**Directions for this task:** Write each line out exactly, leaving none out.

[start Task material]

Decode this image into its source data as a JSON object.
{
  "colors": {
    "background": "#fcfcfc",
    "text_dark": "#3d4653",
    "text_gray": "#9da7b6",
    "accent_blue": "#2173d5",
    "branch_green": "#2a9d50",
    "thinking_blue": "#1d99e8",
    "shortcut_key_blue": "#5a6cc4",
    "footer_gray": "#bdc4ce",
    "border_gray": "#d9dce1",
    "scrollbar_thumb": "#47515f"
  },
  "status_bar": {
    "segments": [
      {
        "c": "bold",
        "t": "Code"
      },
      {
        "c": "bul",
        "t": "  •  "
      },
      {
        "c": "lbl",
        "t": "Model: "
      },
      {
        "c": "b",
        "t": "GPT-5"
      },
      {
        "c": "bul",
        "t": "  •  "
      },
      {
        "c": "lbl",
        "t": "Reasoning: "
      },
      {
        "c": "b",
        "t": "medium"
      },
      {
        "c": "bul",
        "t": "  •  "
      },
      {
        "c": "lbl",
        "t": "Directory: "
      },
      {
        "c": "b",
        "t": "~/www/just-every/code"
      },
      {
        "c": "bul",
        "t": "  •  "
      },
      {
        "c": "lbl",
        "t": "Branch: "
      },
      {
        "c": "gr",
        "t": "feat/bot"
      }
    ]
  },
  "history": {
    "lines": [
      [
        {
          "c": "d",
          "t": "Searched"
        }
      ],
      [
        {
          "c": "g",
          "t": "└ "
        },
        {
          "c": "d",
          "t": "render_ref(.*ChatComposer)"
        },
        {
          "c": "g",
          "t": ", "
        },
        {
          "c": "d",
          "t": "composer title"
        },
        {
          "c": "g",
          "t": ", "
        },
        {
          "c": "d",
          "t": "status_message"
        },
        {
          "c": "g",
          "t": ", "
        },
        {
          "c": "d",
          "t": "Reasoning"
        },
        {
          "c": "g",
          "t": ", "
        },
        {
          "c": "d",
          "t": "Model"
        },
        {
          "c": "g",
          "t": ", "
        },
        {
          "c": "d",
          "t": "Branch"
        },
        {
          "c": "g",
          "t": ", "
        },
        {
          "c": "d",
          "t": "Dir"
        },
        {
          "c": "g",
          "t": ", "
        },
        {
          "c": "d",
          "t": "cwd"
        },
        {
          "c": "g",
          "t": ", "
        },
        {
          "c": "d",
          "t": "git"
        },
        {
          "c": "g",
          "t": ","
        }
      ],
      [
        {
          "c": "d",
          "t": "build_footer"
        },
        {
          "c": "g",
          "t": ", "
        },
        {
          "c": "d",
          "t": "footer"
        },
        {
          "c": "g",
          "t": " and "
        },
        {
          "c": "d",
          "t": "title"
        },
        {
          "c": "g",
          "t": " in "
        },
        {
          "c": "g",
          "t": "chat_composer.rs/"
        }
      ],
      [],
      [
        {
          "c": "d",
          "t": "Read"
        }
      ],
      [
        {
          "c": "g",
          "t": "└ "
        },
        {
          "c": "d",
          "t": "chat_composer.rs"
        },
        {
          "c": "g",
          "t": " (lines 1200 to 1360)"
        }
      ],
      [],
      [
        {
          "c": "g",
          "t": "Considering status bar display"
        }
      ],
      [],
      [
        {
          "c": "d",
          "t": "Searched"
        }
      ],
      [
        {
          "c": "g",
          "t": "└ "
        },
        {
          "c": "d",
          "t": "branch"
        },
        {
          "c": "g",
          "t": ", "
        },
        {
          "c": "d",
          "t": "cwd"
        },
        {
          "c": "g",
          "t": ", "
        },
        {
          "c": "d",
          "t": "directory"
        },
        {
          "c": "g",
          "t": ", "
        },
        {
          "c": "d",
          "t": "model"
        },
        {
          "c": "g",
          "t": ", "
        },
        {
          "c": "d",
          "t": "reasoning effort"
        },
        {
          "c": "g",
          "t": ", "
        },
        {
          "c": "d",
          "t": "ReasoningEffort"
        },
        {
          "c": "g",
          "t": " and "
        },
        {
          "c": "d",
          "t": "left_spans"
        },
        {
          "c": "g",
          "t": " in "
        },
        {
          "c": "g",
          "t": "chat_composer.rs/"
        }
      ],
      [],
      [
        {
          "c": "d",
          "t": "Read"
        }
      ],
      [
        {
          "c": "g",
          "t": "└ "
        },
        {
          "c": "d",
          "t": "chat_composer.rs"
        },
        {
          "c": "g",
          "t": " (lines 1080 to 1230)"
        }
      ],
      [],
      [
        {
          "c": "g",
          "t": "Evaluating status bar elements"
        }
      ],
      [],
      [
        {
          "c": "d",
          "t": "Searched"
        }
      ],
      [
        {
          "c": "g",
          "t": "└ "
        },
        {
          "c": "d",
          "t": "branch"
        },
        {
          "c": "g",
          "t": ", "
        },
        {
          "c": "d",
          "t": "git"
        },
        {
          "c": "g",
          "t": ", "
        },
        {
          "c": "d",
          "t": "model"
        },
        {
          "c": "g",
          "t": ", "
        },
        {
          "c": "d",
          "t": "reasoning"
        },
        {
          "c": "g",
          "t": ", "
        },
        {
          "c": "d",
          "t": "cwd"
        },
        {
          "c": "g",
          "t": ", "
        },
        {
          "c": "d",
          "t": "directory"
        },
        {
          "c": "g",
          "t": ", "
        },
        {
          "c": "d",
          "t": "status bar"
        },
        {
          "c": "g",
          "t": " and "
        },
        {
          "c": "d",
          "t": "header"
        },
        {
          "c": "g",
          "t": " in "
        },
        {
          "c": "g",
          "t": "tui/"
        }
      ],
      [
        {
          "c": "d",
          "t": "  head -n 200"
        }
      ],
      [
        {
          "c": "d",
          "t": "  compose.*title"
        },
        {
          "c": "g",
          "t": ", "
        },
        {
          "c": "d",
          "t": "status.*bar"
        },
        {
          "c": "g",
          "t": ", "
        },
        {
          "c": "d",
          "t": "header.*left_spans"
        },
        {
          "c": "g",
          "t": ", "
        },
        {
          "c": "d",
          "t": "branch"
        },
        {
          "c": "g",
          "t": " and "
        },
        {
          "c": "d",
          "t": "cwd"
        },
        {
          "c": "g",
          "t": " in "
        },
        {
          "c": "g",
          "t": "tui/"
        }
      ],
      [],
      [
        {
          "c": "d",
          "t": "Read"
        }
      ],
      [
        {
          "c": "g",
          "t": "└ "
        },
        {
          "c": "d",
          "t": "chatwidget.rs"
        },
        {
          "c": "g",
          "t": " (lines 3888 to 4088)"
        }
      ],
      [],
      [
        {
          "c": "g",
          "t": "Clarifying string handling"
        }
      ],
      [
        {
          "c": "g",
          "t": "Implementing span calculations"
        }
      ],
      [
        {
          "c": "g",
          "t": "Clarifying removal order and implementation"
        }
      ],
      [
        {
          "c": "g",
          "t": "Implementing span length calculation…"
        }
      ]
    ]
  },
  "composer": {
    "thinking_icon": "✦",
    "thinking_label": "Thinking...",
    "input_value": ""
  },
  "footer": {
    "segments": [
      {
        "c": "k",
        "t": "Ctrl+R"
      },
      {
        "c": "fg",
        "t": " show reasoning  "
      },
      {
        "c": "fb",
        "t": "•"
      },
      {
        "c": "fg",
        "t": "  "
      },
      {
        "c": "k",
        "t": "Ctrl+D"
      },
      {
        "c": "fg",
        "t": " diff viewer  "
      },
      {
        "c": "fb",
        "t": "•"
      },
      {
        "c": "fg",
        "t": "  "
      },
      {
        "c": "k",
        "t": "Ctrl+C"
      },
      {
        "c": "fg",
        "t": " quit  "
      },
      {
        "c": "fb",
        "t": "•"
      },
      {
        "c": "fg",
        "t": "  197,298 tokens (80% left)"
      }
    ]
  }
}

[end Task material]

**Final result:**
Decode this image into its source data as a JSON object.
{
  "colors": {
    "background": "#fcfcfc",
    "text_dark": "#3d4653",
    "text_gray": "#9da7b6",
    "accent_blue": "#2173d5",
    "branch_green": "#2a9d50",
    "thinking_blue": "#1d99e8",
    "shortcut_key_blue": "#5a6cc4",
    "footer_gray": "#bdc4ce",
    "border_gray": "#d9dce1",
    "scrollbar_thumb": "#47515f"
  },
  "status_bar": {
    "segments": [
      {
        "c": "bold",
        "t": "Code"
      },
      {
        "c": "bul",
        "t": "  •  "
      },
      {
        "c": "lbl",
        "t": "Model: "
      },
      {
        "c": "b",
        "t": "GPT-5"
      },
      {
        "c": "bul",
        "t": "  •  "
      },
      {
        "c": "lbl",
        "t": "Reasoning: "
      },
      {
        "c": "b",
        "t": "medium"
      },
      {
        "c": "bul",
        "t": "  •  "
      },
      {
        "c": "lbl",
        "t": "Directory: "
      },
      {
        "c": "b",
        "t": "~/www/just-every/code"
      },
      {
        "c": "bul",
        "t": "  •  "
      },
      {
        "c": "lbl",
        "t": "Branch: "
      },
      {
        "c": "gr",
        "t": "feat/bot"
      }
    ]
  },
  "history": {
    "lines": [
      [
        {
          "c": "d",
          "t": "Searched"
        }
      ],
      [
        {
          "c": "g",
          "t": "└ "
        },
        {
          "c": "d",
          "t": "render_ref(.*ChatComposer)"
        },
        {
          "c": "g",
          "t": ", "
        },
        {
          "c": "d",
          "t": "composer title"
        },
        {
          "c": "g",
          "t": ", "
        },
        {
          "c": "d",
          "t": "status_message"
        },
        {
          "c": "g",
          "t": ", "
        },
        {
          "c": "d",
          "t": "Reasoning"
        },
        {
          "c": "g",
          "t": ", "
        },
        {
          "c": "d",
          "t": "Model"
        },
        {
          "c": "g",
          "t": ", "
        },
        {
          "c": "d",
          "t": "Branch"
        },
        {
          "c": "g",
          "t": ", "
        },
        {
          "c": "d",
          "t": "Dir"
        },
        {
          "c": "g",
          "t": ", "
        },
        {
          "c": "d",
          "t": "cwd"
        },
        {
          "c": "g",
          "t": ", "
        },
        {
          "c": "d",
          "t": "git"
        },
        {
          "c": "g",
          "t": ","
        }
      ],
      [
        {
          "c": "d",
          "t": "build_footer"
        },
        {
          "c": "g",
          "t": ", "
        },
        {
          "c": "d",
          "t": "footer"
        },
        {
          "c": "g",
          "t": " and "
        },
        {
          "c": "d",
          "t": "title"
        },
        {
          "c": "g",
          "t": " in "
        },
        {
          "c": "g",
          "t": "chat_composer.rs/"
        }
      ],
      [],
      [
        {
          "c": "d",
          "t": "Read"
        }
      ],
      [
        {
          "c": "g",
          "t": "└ "
        },
        {
          "c": "d",
          "t": "chat_composer.rs"
        },
        {
          "c": "g",
          "t": " (lines 1200 to 1360)"
        }
      ],
      [],
      [
        {
          "c": "g",
          "t": "Considering status bar display"
        }
      ],
      [],
      [
        {
          "c": "d",
          "t": "Searched"
        }
      ],
      [
        {
          "c": "g",
          "t": "└ "
        },
        {
          "c": "d",
          "t": "branch"
        },
        {
          "c": "g",
          "t": ", "
        },
        {
          "c": "d",
          "t": "cwd"
        },
        {
          "c": "g",
          "t": ", "
        },
        {
          "c": "d",
          "t": "directory"
        },
        {
          "c": "g",
          "t": ", "
        },
        {
          "c": "d",
          "t": "model"
        },
        {
          "c": "g",
          "t": ", "
        },
        {
          "c": "d",
          "t": "reasoning effort"
        },
        {
          "c": "g",
          "t": ", "
        },
        {
          "c": "d",
          "t": "ReasoningEffort"
        },
        {
          "c": "g",
          "t": " and "
        },
        {
          "c": "d",
          "t": "left_spans"
        },
        {
          "c": "g",
          "t": " in "
        },
        {
          "c": "g",
          "t": "chat_composer.rs/"
        }
      ],
      [],
      [
        {
          "c": "d",
          "t": "Read"
        }
      ],
      [
        {
          "c": "g",
          "t": "└ "
        },
        {
          "c": "d",
          "t": "chat_composer.rs"
        },
        {
          "c": "g",
          "t": " (lines 1080 to 1230)"
        }
      ],
      [],
      [
        {
          "c": "g",
          "t": "Evaluating status bar elements"
        }
      ],
      [],
      [
        {
          "c": "d",
          "t": "Searched"
        }
      ],
      [
        {
          "c": "g",
          "t": "└ "
        },
        {
          "c": "d",
          "t": "branch"
        },
        {
          "c": "g",
          "t": ", "
        },
        {
          "c": "d",
          "t": "git"
        },
        {
          "c": "g",
          "t": ", "
        },
        {
          "c": "d",
          "t": "model"
        },
        {
          "c": "g",
          "t": ", "
        },
        {
          "c": "d",
          "t": "reasoning"
        },
        {
          "c": "g",
          "t": ", "
        },
        {
          "c": "d",
          "t": "cwd"
        },
        {
          "c": "g",
          "t": ", "
        },
        {
          "c": "d",
          "t": "directory"
        },
        {
          "c": "g",
          "t": ", "
        },
        {
          "c": "d",
          "t": "status bar"
        },
        {
          "c": "g",
          "t": " and "
        },
        {
          "c": "d",
          "t": "header"
        },
        {
          "c": "g",
          "t": " in "
        },
        {
          "c": "g",
          "t": "tui/"
        }
      ],
      [
        {
          "c": "d",
          "t": "  head -n 200"
        }
      ],
      [
        {
          "c": "d",
          "t": "  compose.*title"
        },
        {
          "c": "g",
          "t": ", "
        },
        {
          "c": "d",
          "t": "status.*bar"
        },
        {
          "c": "g",
          "t": ", "
        },
        {
          "c": "d",
          "t": "header.*left_spans"
        },
        {
          "c": "g",
          "t": ", "
        },
        {
          "c": "d",
          "t": "branch"
        },
        {
          "c": "g",
          "t": " and "
        },
        {
          "c": "d",
          "t": "cwd"
        },
        {
          "c": "g",
          "t": " in "
        },
        {
          "c": "g",
          "t": "tui/"
        }
      ],
      [],
      [
        {
          "c": "d",
          "t": "Read"
        }
      ],
      [
        {
          "c": "g",
          "t": "└ "
        },
        {
          "c": "d",
          "t": "chatwidget.rs"
        },
        {
          "c": "g",
          "t": " (lines 3888 to 4088)"
        }
      ],
      [],
      [
        {
          "c": "g",
          "t": "Clarifying string handling"
        }
      ],
      [
        {
          "c": "g",
          "t": "Implementing span calculations"
        }
      ],
      [
        {
          "c": "g",
          "t": "Clarifying removal order and implementation"
        }
      ],
      [
        {
          "c": "g",
          "t": "Implementing span length calculation…"
        }
      ]
    ]
  },
  "composer": {
    "thinking_icon": "✦",
    "thinking_label": "Thinking...",
    "input_value": ""
  },
  "footer": {
    "segments": [
      {
        "c": "k",
        "t": "Ctrl+R"
      },
      {
        "c": "fg",
        "t": " show reasoning  "
      },
      {
        "c": "fb",
        "t": "•"
      },
      {
        "c": "fg",
        "t": "  "
      },
      {
        "c": "k",
        "t": "Ctrl+D"
      },
      {
        "c": "fg",
        "t": " diff viewer  "
      },
      {
        "c": "fb",
        "t": "•"
      },
      {
        "c": "fg",
        "t": "  "
      },
      {
        "c": "k",
        "t": "Ctrl+C"
      },
      {
        "c": "fg",
        "t": " quit  "
      },
      {
        "c": "fb",
        "t": "•"
      },
      {
        "c": "fg",
        "t": "  197,298 tokens (80% left)"
      }
    ]
  }
}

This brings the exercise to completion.